## DIRECTIVE
Pull out every line below that holds the word "language".

(Items listed in a dataset)
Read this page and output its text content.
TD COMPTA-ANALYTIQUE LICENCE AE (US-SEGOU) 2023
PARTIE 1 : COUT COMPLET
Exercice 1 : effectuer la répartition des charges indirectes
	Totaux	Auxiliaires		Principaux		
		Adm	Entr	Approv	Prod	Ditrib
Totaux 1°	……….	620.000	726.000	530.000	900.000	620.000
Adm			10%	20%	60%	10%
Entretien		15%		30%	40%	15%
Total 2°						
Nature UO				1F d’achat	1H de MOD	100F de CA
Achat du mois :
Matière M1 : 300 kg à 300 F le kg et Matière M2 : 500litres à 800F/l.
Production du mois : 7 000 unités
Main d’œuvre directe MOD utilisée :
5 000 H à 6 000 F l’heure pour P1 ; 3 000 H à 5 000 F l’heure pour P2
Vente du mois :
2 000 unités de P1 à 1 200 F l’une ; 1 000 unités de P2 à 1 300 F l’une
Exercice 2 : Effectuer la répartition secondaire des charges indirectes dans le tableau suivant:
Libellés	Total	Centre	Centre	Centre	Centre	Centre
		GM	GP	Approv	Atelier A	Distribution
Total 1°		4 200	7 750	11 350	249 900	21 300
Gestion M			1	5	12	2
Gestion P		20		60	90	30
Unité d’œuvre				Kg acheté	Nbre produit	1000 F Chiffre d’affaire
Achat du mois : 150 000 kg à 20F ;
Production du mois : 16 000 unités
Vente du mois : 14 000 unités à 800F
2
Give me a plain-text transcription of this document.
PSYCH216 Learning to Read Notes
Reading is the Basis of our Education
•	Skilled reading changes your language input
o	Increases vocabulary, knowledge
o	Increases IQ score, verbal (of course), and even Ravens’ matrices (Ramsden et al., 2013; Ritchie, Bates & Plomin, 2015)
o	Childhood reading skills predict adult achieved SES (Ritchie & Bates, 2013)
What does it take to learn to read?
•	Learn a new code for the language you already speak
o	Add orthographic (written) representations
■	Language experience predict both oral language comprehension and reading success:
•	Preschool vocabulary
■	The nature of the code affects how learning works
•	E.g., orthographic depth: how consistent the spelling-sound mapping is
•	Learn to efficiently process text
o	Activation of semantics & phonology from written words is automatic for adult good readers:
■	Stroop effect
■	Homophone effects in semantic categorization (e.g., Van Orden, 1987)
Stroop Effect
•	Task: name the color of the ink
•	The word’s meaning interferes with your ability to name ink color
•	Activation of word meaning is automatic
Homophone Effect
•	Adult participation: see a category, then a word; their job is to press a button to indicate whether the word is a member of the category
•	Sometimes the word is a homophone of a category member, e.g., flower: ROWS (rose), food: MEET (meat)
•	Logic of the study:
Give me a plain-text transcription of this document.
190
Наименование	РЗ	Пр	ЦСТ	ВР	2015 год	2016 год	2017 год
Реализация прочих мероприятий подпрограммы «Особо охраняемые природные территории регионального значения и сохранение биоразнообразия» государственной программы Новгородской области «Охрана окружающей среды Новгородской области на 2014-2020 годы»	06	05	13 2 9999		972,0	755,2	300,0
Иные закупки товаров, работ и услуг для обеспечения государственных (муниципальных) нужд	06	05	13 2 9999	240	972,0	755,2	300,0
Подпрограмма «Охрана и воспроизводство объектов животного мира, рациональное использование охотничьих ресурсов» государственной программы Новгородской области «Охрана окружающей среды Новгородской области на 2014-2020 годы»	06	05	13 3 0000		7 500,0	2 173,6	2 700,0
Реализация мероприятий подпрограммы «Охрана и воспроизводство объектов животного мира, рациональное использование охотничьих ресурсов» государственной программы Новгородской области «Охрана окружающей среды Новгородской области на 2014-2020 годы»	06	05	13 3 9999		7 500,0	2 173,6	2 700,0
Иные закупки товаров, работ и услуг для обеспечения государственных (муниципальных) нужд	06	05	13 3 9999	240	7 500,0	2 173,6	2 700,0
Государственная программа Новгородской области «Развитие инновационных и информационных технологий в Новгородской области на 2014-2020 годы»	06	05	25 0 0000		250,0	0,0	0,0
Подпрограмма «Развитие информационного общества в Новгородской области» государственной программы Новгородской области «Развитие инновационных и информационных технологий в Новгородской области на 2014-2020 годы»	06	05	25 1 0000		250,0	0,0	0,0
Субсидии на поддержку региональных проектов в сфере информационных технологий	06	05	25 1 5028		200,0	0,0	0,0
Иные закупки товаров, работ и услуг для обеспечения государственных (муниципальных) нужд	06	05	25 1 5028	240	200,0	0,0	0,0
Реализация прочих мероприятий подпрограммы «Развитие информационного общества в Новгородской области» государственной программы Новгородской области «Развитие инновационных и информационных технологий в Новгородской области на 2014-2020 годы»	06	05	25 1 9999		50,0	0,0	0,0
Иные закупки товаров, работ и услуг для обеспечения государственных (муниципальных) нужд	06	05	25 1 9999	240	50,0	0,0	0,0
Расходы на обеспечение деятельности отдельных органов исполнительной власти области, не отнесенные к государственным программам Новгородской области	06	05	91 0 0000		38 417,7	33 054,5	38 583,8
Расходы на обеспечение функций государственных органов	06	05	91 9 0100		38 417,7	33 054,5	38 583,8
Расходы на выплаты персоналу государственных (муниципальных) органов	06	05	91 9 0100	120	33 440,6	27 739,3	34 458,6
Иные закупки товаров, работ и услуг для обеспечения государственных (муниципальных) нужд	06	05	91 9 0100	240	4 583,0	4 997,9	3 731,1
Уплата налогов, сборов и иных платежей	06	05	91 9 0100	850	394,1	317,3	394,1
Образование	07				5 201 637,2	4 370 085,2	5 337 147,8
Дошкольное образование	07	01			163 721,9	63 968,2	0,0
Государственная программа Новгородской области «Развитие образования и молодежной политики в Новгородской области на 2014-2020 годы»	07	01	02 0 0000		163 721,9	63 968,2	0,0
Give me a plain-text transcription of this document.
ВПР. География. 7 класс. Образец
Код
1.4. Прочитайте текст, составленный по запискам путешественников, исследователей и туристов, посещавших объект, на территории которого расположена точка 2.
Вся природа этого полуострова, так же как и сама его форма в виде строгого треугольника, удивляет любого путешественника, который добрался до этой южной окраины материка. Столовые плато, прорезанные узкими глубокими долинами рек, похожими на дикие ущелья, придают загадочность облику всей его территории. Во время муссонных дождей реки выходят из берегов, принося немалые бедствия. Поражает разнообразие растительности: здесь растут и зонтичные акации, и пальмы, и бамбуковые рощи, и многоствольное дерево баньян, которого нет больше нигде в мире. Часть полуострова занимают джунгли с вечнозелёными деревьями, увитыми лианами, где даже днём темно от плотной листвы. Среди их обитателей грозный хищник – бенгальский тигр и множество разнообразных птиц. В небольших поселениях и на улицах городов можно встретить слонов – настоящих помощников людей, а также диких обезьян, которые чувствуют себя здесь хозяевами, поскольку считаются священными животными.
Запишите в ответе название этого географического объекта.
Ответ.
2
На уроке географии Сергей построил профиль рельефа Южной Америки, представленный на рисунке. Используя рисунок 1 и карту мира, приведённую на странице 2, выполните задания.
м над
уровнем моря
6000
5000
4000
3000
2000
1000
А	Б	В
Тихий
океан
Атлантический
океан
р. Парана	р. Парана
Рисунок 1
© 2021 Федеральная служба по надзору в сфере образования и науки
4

## OUTPUT OF THE TASK
•	Skilled reading changes your language input
•	Learn a new code for the language you already speak
■	Language experience predict both oral language comprehension and reading success:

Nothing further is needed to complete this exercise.